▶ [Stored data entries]
·····

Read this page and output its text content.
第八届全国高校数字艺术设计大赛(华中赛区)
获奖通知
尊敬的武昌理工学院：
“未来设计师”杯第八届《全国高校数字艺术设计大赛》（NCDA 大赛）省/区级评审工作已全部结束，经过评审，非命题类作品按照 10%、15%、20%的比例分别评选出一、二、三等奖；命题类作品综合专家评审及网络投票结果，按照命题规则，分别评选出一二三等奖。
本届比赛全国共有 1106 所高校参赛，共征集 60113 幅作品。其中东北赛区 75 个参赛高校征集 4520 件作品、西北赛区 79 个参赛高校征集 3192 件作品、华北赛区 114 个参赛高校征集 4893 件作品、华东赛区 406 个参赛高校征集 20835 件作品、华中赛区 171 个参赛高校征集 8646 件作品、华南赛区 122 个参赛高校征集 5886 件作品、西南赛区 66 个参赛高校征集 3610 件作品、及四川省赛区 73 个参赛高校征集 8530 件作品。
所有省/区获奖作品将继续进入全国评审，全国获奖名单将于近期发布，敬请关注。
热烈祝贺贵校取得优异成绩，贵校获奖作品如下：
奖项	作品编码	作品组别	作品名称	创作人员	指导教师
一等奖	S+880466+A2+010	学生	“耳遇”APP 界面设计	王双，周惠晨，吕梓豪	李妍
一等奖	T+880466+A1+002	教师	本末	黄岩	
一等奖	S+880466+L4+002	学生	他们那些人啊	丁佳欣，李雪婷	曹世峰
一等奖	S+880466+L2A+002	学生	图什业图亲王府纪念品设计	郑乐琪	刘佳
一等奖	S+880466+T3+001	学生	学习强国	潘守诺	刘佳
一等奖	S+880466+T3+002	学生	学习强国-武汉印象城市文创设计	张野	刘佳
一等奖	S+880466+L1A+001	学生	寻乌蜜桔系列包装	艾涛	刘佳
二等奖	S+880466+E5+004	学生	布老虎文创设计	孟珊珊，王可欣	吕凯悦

·····

▶ [Short problem] Identify the lines of the entries containing the string "华中赛区". Copy each such line.

▶ [Solution to the problem]
第八届全国高校数字艺术设计大赛(华中赛区)
本届比赛全国共有 1106 所高校参赛，共征集 60113 幅作品。其中东北赛区 75 个参赛高校征集 4520 件作品、西北赛区 79 个参赛高校征集 3192 件作品、华北赛区 114 个参赛高校征集 4893 件作品、华东赛区 406 个参赛高校征集 20835 件作品、华中赛区 171 个参赛高校征集 8646 件作品、华南赛区 122 个参赛高校征集 5886 件作品、西南赛区 66 个参赛高校征集 3610 件作品、及四川省赛区 73 个参赛高校征集 8530 件作品。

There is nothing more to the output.